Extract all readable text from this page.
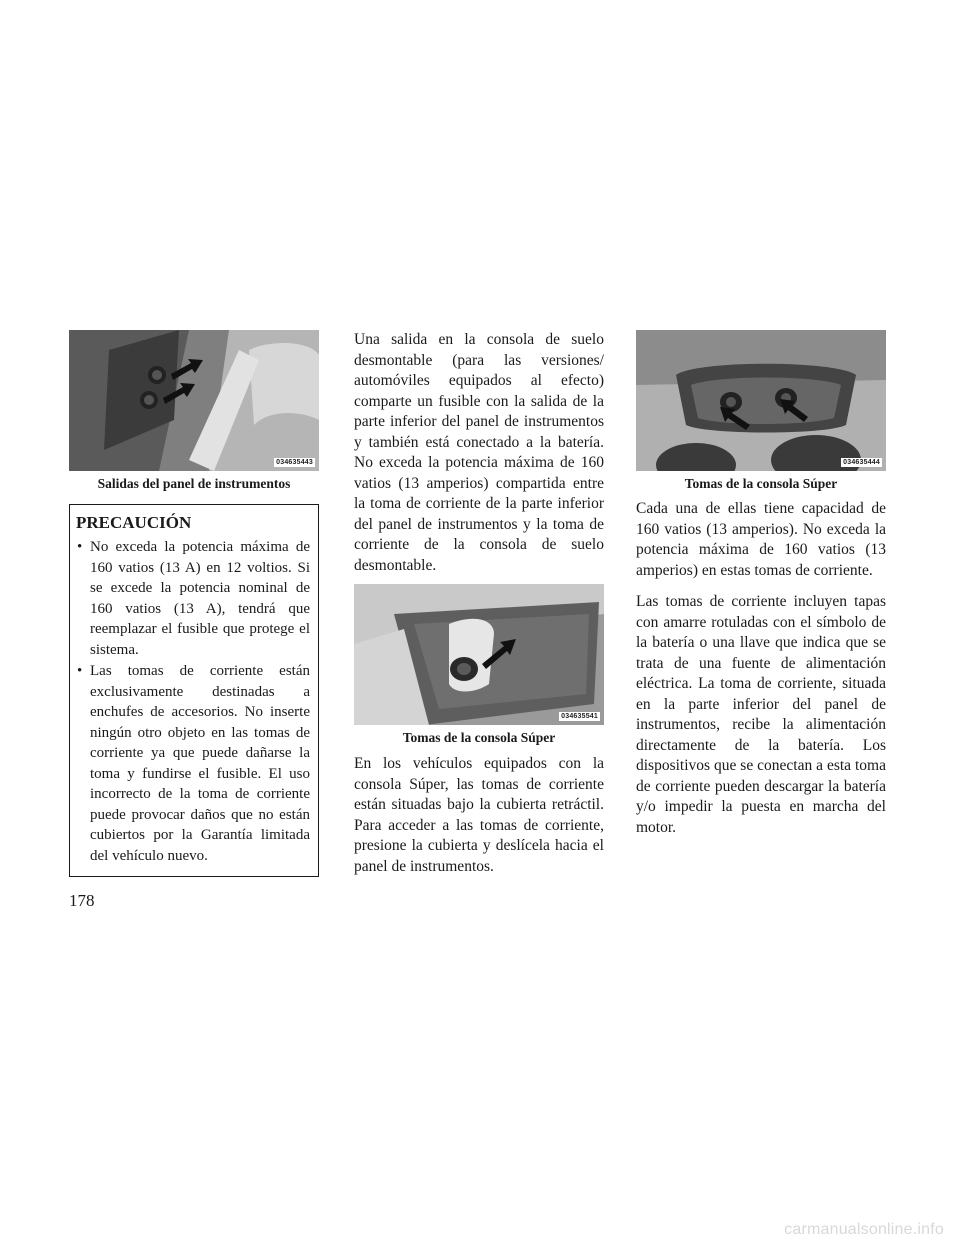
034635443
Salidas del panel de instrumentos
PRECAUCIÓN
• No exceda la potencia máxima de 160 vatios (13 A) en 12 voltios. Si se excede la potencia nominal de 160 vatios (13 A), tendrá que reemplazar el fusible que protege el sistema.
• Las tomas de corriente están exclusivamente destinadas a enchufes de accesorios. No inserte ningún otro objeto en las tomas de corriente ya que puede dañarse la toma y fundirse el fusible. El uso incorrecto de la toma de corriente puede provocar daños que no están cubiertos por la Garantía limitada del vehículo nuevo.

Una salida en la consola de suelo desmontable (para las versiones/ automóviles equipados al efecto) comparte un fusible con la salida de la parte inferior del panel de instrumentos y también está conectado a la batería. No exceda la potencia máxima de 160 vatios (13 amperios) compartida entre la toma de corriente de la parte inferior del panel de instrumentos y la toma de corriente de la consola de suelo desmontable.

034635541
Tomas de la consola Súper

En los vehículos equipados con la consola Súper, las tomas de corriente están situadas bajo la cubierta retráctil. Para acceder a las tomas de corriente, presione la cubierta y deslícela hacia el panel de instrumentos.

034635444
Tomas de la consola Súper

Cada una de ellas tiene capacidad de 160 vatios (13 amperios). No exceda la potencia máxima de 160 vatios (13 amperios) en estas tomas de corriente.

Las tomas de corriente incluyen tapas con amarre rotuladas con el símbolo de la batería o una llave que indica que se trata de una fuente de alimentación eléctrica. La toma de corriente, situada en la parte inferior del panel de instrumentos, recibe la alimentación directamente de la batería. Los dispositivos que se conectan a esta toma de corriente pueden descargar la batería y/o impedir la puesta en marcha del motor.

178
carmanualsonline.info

════════

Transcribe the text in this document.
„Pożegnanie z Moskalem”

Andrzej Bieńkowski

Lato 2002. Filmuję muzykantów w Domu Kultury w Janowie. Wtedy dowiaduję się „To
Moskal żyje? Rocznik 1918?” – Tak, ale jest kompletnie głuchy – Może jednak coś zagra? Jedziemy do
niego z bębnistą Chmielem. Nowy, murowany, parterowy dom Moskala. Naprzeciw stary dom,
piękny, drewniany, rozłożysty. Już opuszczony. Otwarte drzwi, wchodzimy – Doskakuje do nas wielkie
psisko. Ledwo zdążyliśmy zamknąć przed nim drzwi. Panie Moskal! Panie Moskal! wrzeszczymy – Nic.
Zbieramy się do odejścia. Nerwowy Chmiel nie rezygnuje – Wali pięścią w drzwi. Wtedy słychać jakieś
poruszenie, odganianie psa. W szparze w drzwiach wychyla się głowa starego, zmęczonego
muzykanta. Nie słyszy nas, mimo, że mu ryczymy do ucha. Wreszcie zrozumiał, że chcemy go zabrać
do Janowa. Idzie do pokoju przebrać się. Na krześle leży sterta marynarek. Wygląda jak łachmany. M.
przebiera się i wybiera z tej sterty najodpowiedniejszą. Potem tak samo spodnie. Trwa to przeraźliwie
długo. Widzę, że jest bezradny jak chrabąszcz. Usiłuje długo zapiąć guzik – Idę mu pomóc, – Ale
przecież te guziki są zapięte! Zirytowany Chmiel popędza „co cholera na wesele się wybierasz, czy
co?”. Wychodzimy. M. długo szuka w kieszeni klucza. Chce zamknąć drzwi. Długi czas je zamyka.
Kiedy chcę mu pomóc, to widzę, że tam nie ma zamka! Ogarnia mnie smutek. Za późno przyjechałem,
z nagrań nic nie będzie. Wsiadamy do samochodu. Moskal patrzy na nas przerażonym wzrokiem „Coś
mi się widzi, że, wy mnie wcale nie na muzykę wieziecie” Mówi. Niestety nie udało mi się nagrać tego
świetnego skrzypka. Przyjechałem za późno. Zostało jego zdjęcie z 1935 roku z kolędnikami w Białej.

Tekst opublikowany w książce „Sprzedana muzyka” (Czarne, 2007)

════════

■ **Exercise aim**:
Select all lines with the word "późno" from the entries above.

■ **Solution for this exercise**:
Kiedy chcę mu pomóc, to widzę, że tam nie ma zamka! Ogarnia mnie smutek. Za późno przyjechałem,
świetnego skrzypka. Przyjechałem za późno. Zostało jego zdjęcie z 1935 roku z kolędnikami w Białej.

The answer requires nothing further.